Take the material below and write it all out again exactly.

-------- Entries provided

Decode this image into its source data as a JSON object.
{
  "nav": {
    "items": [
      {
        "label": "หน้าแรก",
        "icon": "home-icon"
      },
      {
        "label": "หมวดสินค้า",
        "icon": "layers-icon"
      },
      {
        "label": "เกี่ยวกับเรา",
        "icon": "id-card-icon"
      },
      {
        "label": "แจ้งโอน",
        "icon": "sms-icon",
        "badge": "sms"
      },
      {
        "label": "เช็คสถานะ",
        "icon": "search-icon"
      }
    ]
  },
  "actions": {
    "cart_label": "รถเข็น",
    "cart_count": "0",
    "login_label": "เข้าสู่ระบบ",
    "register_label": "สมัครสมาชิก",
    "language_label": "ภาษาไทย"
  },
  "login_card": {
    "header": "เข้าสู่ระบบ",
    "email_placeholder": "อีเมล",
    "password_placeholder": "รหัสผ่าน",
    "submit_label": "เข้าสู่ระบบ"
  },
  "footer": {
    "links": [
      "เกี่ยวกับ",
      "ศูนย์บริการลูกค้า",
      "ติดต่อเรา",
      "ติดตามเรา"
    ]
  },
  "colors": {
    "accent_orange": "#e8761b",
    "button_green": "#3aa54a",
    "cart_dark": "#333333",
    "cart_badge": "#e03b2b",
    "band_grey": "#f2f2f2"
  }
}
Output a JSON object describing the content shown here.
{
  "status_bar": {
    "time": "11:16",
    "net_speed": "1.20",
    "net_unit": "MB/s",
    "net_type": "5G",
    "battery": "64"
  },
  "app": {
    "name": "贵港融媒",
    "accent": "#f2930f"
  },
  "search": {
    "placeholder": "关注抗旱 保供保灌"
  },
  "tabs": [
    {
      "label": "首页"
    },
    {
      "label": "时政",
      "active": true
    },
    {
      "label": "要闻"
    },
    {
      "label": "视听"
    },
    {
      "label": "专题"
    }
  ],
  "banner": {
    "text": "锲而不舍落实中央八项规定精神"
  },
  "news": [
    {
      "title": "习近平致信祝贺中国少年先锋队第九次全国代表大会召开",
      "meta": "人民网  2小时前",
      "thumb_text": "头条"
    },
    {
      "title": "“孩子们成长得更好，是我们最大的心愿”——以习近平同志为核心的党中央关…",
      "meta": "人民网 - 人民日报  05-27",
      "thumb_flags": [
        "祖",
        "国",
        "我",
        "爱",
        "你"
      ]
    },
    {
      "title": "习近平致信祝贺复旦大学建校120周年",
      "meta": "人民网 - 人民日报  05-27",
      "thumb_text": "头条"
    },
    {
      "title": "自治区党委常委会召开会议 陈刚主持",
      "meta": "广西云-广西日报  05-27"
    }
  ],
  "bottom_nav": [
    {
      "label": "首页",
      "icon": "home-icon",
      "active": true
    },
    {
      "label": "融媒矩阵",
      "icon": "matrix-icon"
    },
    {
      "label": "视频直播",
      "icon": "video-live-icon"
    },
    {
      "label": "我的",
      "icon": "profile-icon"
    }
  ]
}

----------------

(Output below)
Decode this image into its source data as a JSON object.
{
  "nav": {
    "items": [
      {
        "label": "หน้าแรก",
        "icon": "home-icon"
      },
      {
        "label": "หมวดสินค้า",
        "icon": "layers-icon"
      },
      {
        "label": "เกี่ยวกับเรา",
        "icon": "id-card-icon"
      },
      {
        "label": "แจ้งโอน",
        "icon": "sms-icon",
        "badge": "sms"
      },
      {
        "label": "เช็คสถานะ",
        "icon": "search-icon"
      }
    ]
  },
  "actions": {
    "cart_label": "รถเข็น",
    "cart_count": "0",
    "login_label": "เข้าสู่ระบบ",
    "register_label": "สมัครสมาชิก",
    "language_label": "ภาษาไทย"
  },
  "login_card": {
    "header": "เข้าสู่ระบบ",
    "email_placeholder": "อีเมล",
    "password_placeholder": "รหัสผ่าน",
    "submit_label": "เข้าสู่ระบบ"
  },
  "footer": {
    "links": [
      "เกี่ยวกับ",
      "ศูนย์บริการลูกค้า",
      "ติดต่อเรา",
      "ติดตามเรา"
    ]
  },
  "colors": {
    "accent_orange": "#e8761b",
    "button_green": "#3aa54a",
    "cart_dark": "#333333",
    "cart_badge": "#e03b2b",
    "band_grey": "#f2f2f2"
  }
}
Output a JSON object describing the content shown here.
{
  "status_bar": {
    "time": "11:16",
    "net_speed": "1.20",
    "net_unit": "MB/s",
    "net_type": "5G",
    "battery": "64"
  },
  "app": {
    "name": "贵港融媒",
    "accent": "#f2930f"
  },
  "search": {
    "placeholder": "关注抗旱 保供保灌"
  },
  "tabs": [
    {
      "label": "首页"
    },
    {
      "label": "时政",
      "active": true
    },
    {
      "label": "要闻"
    },
    {
      "label": "视听"
    },
    {
      "label": "专题"
    }
  ],
  "banner": {
    "text": "锲而不舍落实中央八项规定精神"
  },
  "news": [
    {
      "title": "习近平致信祝贺中国少年先锋队第九次全国代表大会召开",
      "meta": "人民网  2小时前",
      "thumb_text": "头条"
    },
    {
      "title": "“孩子们成长得更好，是我们最大的心愿”——以习近平同志为核心的党中央关…",
      "meta": "人民网 - 人民日报  05-27",
      "thumb_flags": [
        "祖",
        "国",
        "我",
        "爱",
        "你"
      ]
    },
    {
      "title": "习近平致信祝贺复旦大学建校120周年",
      "meta": "人民网 - 人民日报  05-27",
      "thumb_text": "头条"
    },
    {
      "title": "自治区党委常委会召开会议 陈刚主持",
      "meta": "广西云-广西日报  05-27"
    }
  ],
  "bottom_nav": [
    {
      "label": "首页",
      "icon": "home-icon",
      "active": true
    },
    {
      "label": "融媒矩阵",
      "icon": "matrix-icon"
    },
    {
      "label": "视频直播",
      "icon": "video-live-icon"
    },
    {
      "label": "我的",
      "icon": "profile-icon"
    }
  ]
}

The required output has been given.